• **Data listing**:
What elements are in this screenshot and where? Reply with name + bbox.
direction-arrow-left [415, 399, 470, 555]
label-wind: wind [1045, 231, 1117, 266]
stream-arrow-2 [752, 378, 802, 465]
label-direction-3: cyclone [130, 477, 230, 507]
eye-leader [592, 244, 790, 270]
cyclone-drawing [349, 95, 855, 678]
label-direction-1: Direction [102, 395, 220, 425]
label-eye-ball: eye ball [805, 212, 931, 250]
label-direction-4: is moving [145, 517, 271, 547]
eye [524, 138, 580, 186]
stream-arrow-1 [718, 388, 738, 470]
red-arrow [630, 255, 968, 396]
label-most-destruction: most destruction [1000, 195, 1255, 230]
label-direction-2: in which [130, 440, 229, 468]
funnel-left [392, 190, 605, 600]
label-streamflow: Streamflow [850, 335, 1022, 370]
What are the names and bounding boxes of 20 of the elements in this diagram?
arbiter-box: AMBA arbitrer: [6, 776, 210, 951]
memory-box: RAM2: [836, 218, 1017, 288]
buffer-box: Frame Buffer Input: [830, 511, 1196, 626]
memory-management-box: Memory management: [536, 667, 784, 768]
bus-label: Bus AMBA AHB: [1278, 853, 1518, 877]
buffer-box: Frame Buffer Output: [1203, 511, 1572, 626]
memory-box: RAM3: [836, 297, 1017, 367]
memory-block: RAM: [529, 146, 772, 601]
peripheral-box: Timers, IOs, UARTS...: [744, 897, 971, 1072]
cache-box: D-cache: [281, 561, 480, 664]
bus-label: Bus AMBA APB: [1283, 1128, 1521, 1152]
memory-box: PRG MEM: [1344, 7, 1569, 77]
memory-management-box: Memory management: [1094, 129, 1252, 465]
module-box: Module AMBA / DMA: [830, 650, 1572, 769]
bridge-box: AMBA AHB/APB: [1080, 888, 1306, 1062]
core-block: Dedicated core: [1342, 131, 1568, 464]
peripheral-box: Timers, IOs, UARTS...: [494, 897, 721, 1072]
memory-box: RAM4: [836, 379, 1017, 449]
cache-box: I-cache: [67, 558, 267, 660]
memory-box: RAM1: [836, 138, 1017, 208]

• **OBJECTIVE**: Repeat every line from the start of the records through the line containing "What are the", inclusive.

• **SOLUTION BELOW**:
What elements are in this screenshot and where? Reply with name + bbox.
direction-arrow-left [415, 399, 470, 555]
label-wind: wind [1045, 231, 1117, 266]
stream-arrow-2 [752, 378, 802, 465]
label-direction-3: cyclone [130, 477, 230, 507]
eye-leader [592, 244, 790, 270]
cyclone-drawing [349, 95, 855, 678]
label-direction-1: Direction [102, 395, 220, 425]
label-eye-ball: eye ball [805, 212, 931, 250]
label-direction-4: is moving [145, 517, 271, 547]
eye [524, 138, 580, 186]
stream-arrow-1 [718, 388, 738, 470]
red-arrow [630, 255, 968, 396]
label-most-destruction: most destruction [1000, 195, 1255, 230]
label-direction-2: in which [130, 440, 229, 468]
funnel-left [392, 190, 605, 600]
label-streamflow: Streamflow [850, 335, 1022, 370]
What are the names and bounding boxes of 20 of the elements in this diagram?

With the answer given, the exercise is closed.